┏━━

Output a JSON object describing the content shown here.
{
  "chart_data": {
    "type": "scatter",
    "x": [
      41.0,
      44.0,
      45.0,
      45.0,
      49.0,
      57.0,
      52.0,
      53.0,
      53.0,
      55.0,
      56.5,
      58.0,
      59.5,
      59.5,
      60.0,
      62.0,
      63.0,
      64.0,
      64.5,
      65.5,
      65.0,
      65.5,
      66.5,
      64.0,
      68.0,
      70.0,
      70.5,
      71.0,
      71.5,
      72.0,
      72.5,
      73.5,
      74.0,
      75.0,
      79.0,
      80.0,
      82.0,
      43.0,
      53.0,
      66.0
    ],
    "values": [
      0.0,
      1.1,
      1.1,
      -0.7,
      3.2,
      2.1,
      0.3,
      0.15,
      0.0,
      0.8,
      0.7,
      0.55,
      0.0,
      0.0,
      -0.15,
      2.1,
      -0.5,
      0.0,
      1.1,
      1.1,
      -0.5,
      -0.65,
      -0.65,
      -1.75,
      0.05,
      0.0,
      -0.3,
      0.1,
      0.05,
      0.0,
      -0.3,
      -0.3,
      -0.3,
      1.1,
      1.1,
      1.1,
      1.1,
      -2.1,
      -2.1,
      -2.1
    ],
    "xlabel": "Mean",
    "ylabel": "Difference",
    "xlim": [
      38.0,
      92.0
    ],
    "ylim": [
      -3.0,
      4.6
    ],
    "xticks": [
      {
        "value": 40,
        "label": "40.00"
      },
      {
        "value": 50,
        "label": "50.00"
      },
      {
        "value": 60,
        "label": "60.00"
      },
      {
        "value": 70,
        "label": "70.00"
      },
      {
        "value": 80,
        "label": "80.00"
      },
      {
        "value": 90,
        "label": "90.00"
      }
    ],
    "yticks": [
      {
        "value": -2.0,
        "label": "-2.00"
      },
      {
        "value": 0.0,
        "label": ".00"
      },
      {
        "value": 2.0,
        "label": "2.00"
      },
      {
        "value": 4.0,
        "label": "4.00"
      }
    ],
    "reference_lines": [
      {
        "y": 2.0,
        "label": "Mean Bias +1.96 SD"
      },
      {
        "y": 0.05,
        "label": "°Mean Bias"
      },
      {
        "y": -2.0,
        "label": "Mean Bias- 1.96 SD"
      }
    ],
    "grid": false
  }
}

┗━━

Return the entries in full, keeping every line exactly as it is.

> Reply to the task
Output a JSON object describing the content shown here.
{
  "chart_data": {
    "type": "scatter",
    "x": [
      41.0,
      44.0,
      45.0,
      45.0,
      49.0,
      57.0,
      52.0,
      53.0,
      53.0,
      55.0,
      56.5,
      58.0,
      59.5,
      59.5,
      60.0,
      62.0,
      63.0,
      64.0,
      64.5,
      65.5,
      65.0,
      65.5,
      66.5,
      64.0,
      68.0,
      70.0,
      70.5,
      71.0,
      71.5,
      72.0,
      72.5,
      73.5,
      74.0,
      75.0,
      79.0,
      80.0,
      82.0,
      43.0,
      53.0,
      66.0
    ],
    "values": [
      0.0,
      1.1,
      1.1,
      -0.7,
      3.2,
      2.1,
      0.3,
      0.15,
      0.0,
      0.8,
      0.7,
      0.55,
      0.0,
      0.0,
      -0.15,
      2.1,
      -0.5,
      0.0,
      1.1,
      1.1,
      -0.5,
      -0.65,
      -0.65,
      -1.75,
      0.05,
      0.0,
      -0.3,
      0.1,
      0.05,
      0.0,
      -0.3,
      -0.3,
      -0.3,
      1.1,
      1.1,
      1.1,
      1.1,
      -2.1,
      -2.1,
      -2.1
    ],
    "xlabel": "Mean",
    "ylabel": "Difference",
    "xlim": [
      38.0,
      92.0
    ],
    "ylim": [
      -3.0,
      4.6
    ],
    "xticks": [
      {
        "value": 40,
        "label": "40.00"
      },
      {
        "value": 50,
        "label": "50.00"
      },
      {
        "value": 60,
        "label": "60.00"
      },
      {
        "value": 70,
        "label": "70.00"
      },
      {
        "value": 80,
        "label": "80.00"
      },
      {
        "value": 90,
        "label": "90.00"
      }
    ],
    "yticks": [
      {
        "value": -2.0,
        "label": "-2.00"
      },
      {
        "value": 0.0,
        "label": ".00"
      },
      {
        "value": 2.0,
        "label": "2.00"
      },
      {
        "value": 4.0,
        "label": "4.00"
      }
    ],
    "reference_lines": [
      {
        "y": 2.0,
        "label": "Mean Bias +1.96 SD"
      },
      {
        "y": 0.05,
        "label": "°Mean Bias"
      },
      {
        "y": -2.0,
        "label": "Mean Bias- 1.96 SD"
      }
    ],
    "grid": false
  }
}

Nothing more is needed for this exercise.